Supplied data:
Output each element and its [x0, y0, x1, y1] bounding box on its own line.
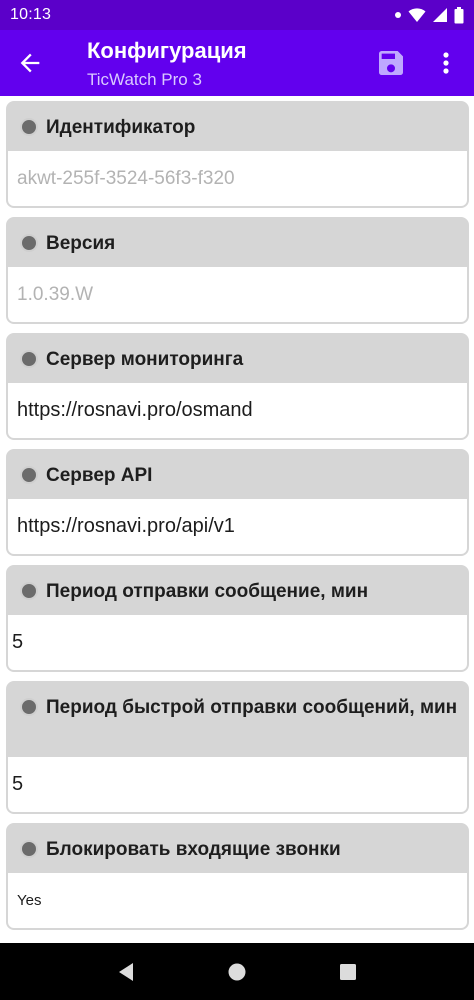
status-dot-icon [20, 698, 38, 716]
cell-signal-icon [433, 8, 447, 22]
api-server-input[interactable]: https://rosnavi.pro/api/v1 [8, 499, 467, 554]
setting-card-api-server: Сервер API https://rosnavi.pro/api/v1 [6, 449, 469, 556]
status-dot-icon [20, 234, 38, 252]
block-calls-value[interactable]: Yes [8, 873, 467, 928]
battery-icon [454, 6, 464, 23]
status-dot-icon [20, 350, 38, 368]
setting-header: Сервер мониторинга [6, 333, 469, 373]
setting-label: Период быстрой отправки сообщений, мин [46, 697, 458, 718]
device-subtitle: TicWatch Pro 3 [87, 70, 202, 89]
nav-back-icon[interactable] [115, 961, 137, 983]
send-period-input[interactable]: 5 [8, 615, 467, 670]
status-dot-icon [20, 466, 38, 484]
setting-label: Сервер API [46, 465, 153, 486]
setting-card-block-calls: Блокировать входящие звонки Yes [6, 823, 469, 930]
version-value: 1.0.39.W [8, 267, 467, 322]
setting-header: Блокировать входящие звонки [6, 823, 469, 863]
page-title: Конфигурация [87, 38, 247, 63]
setting-header: Версия [6, 217, 469, 257]
setting-label: Версия [46, 233, 116, 254]
monitoring-server-input[interactable]: https://rosnavi.pro/osmand [8, 383, 467, 438]
setting-header: Период отправки сообщение, мин [6, 565, 469, 605]
status-dot-icon [20, 582, 38, 600]
setting-label: Сервер мониторинга [46, 349, 244, 370]
navigation-bar [0, 943, 474, 1000]
save-icon[interactable] [375, 47, 407, 79]
setting-card-send-period: Период отправки сообщение, мин 5 [6, 565, 469, 672]
identifier-value: akwt-255f-3524-56f3-f320 [8, 151, 467, 206]
wifi-icon [408, 8, 426, 22]
settings-list: Идентификатор akwt-255f-3524-56f3-f320 В… [0, 96, 474, 943]
nav-home-icon[interactable] [226, 961, 248, 983]
setting-card-version: Версия 1.0.39.W [6, 217, 469, 324]
setting-card-monitoring-server: Сервер мониторинга https://rosnavi.pro/o… [6, 333, 469, 440]
status-time: 10:13 [10, 6, 52, 23]
setting-header: Идентификатор [6, 101, 469, 141]
setting-card-fast-send-period: Период быстрой отправки сообщений, мин 5 [6, 681, 469, 814]
setting-header: Период быстрой отправки сообщений, мин [6, 681, 469, 721]
setting-label: Идентификатор [46, 117, 196, 138]
status-dot-icon [20, 840, 38, 858]
setting-label: Период отправки сообщение, мин [46, 581, 369, 602]
back-arrow-icon[interactable] [16, 49, 44, 77]
setting-label: Блокировать входящие звонки [46, 839, 341, 860]
setting-header: Сервер API [6, 449, 469, 489]
signal-dot-icon [395, 12, 401, 18]
setting-card-identifier: Идентификатор akwt-255f-3524-56f3-f320 [6, 101, 469, 208]
nav-recents-icon[interactable] [337, 961, 359, 983]
status-dot-icon [20, 118, 38, 136]
system-icons [394, 6, 464, 24]
app-bar: Конфигурация TicWatch Pro 3 [0, 30, 474, 96]
more-vert-icon[interactable] [436, 49, 456, 77]
status-bar: 10:13 [0, 0, 474, 30]
fast-send-period-input[interactable]: 5 [8, 757, 467, 812]
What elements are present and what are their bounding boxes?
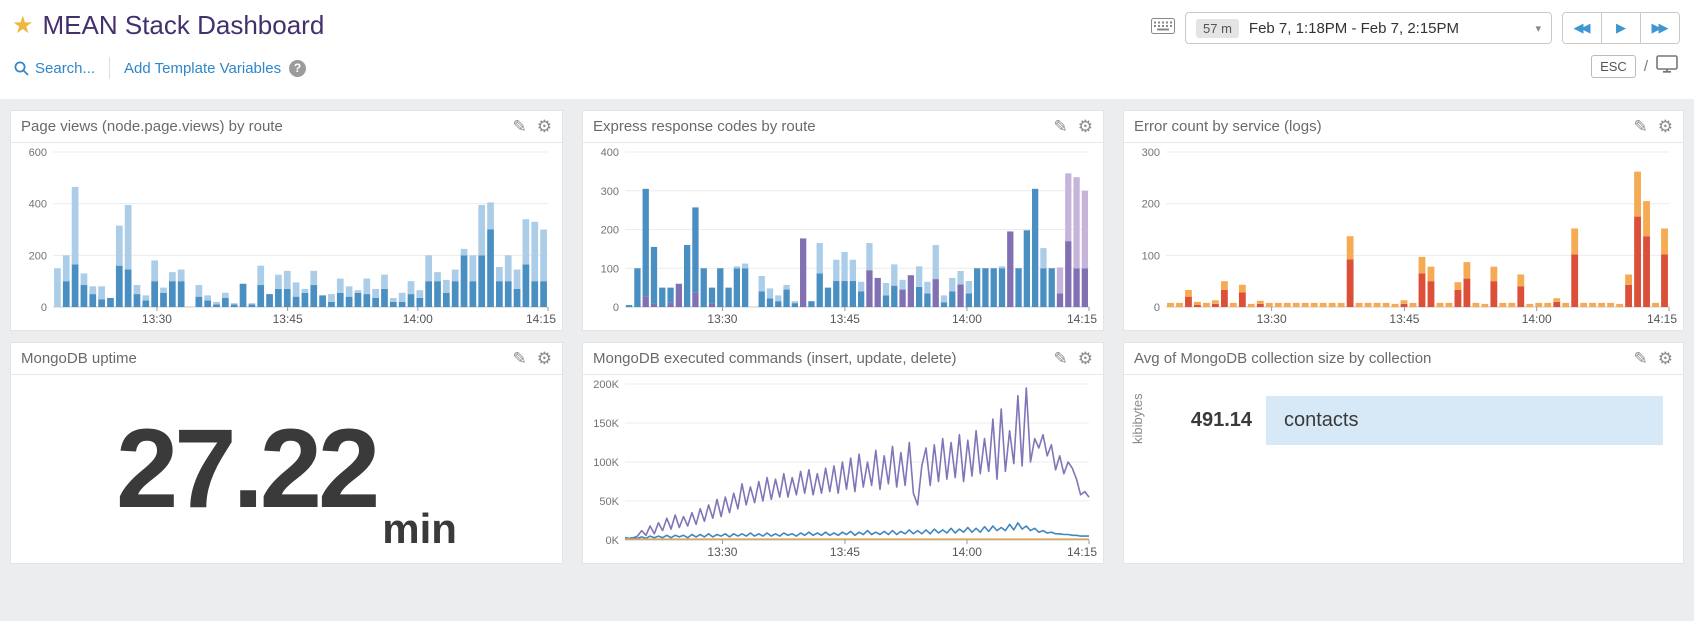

Exercise prompt:
Quote the material above word for word, leaving out the pictures.

Correct output:
Output each element and its [x0, y0, x1, y1] bounding box on its own line.
status-dot-icon [20, 698, 38, 716]
cell-signal-icon [433, 8, 447, 22]
api-server-input[interactable]: https://rosnavi.pro/api/v1 [8, 499, 467, 554]
setting-card-api-server: Сервер API https://rosnavi.pro/api/v1 [6, 449, 469, 556]
status-dot-icon [20, 234, 38, 252]
block-calls-value[interactable]: Yes [8, 873, 467, 928]
battery-icon [454, 6, 464, 23]
status-dot-icon [20, 350, 38, 368]
setting-header: Сервер мониторинга [6, 333, 469, 373]
setting-label: Период быстрой отправки сообщений, мин [46, 697, 458, 718]
device-subtitle: TicWatch Pro 3 [87, 70, 202, 89]
nav-back-icon[interactable] [115, 961, 137, 983]
send-period-input[interactable]: 5 [8, 615, 467, 670]
status-dot-icon [20, 466, 38, 484]
setting-label: Сервер API [46, 465, 153, 486]
setting-card-block-calls: Блокировать входящие звонки Yes [6, 823, 469, 930]
version-value: 1.0.39.W [8, 267, 467, 322]
setting-header: Блокировать входящие звонки [6, 823, 469, 863]
page-title: Конфигурация [87, 38, 247, 63]
setting-header: Версия [6, 217, 469, 257]
setting-label: Версия [46, 233, 116, 254]
monitoring-server-input[interactable]: https://rosnavi.pro/osmand [8, 383, 467, 438]
setting-header: Период отправки сообщение, мин [6, 565, 469, 605]
status-dot-icon [20, 582, 38, 600]
setting-label: Сервер мониторинга [46, 349, 244, 370]
navigation-bar [0, 943, 474, 1000]
save-icon[interactable] [375, 47, 407, 79]
setting-card-send-period: Период отправки сообщение, мин 5 [6, 565, 469, 672]
identifier-value: akwt-255f-3524-56f3-f320 [8, 151, 467, 206]
wifi-icon [408, 8, 426, 22]
settings-list: Идентификатор akwt-255f-3524-56f3-f320 В… [0, 96, 474, 943]
nav-home-icon[interactable] [226, 961, 248, 983]
setting-card-version: Версия 1.0.39.W [6, 217, 469, 324]
setting-card-monitoring-server: Сервер мониторинга https://rosnavi.pro/o… [6, 333, 469, 440]
status-time: 10:13 [10, 6, 52, 23]
setting-header: Идентификатор [6, 101, 469, 141]
setting-card-fast-send-period: Период быстрой отправки сообщений, мин 5 [6, 681, 469, 814]
setting-header: Период быстрой отправки сообщений, мин [6, 681, 469, 721]
setting-label: Идентификатор [46, 117, 196, 138]
status-dot-icon [20, 840, 38, 858]
setting-label: Период отправки сообщение, мин [46, 581, 369, 602]
back-arrow-icon[interactable] [16, 49, 44, 77]
setting-label: Блокировать входящие звонки [46, 839, 341, 860]
setting-header: Сервер API [6, 449, 469, 489]
signal-dot-icon [395, 12, 401, 18]
setting-card-identifier: Идентификатор akwt-255f-3524-56f3-f320 [6, 101, 469, 208]
nav-recents-icon[interactable] [337, 961, 359, 983]
status-dot-icon [20, 118, 38, 136]
system-icons [394, 6, 464, 24]
app-bar: Конфигурация TicWatch Pro 3 [0, 30, 474, 96]
more-vert-icon[interactable] [436, 49, 456, 77]
status-bar: 10:13 [0, 0, 474, 30]
fast-send-period-input[interactable]: 5 [8, 757, 467, 812]
What elements are present and what are their bounding boxes?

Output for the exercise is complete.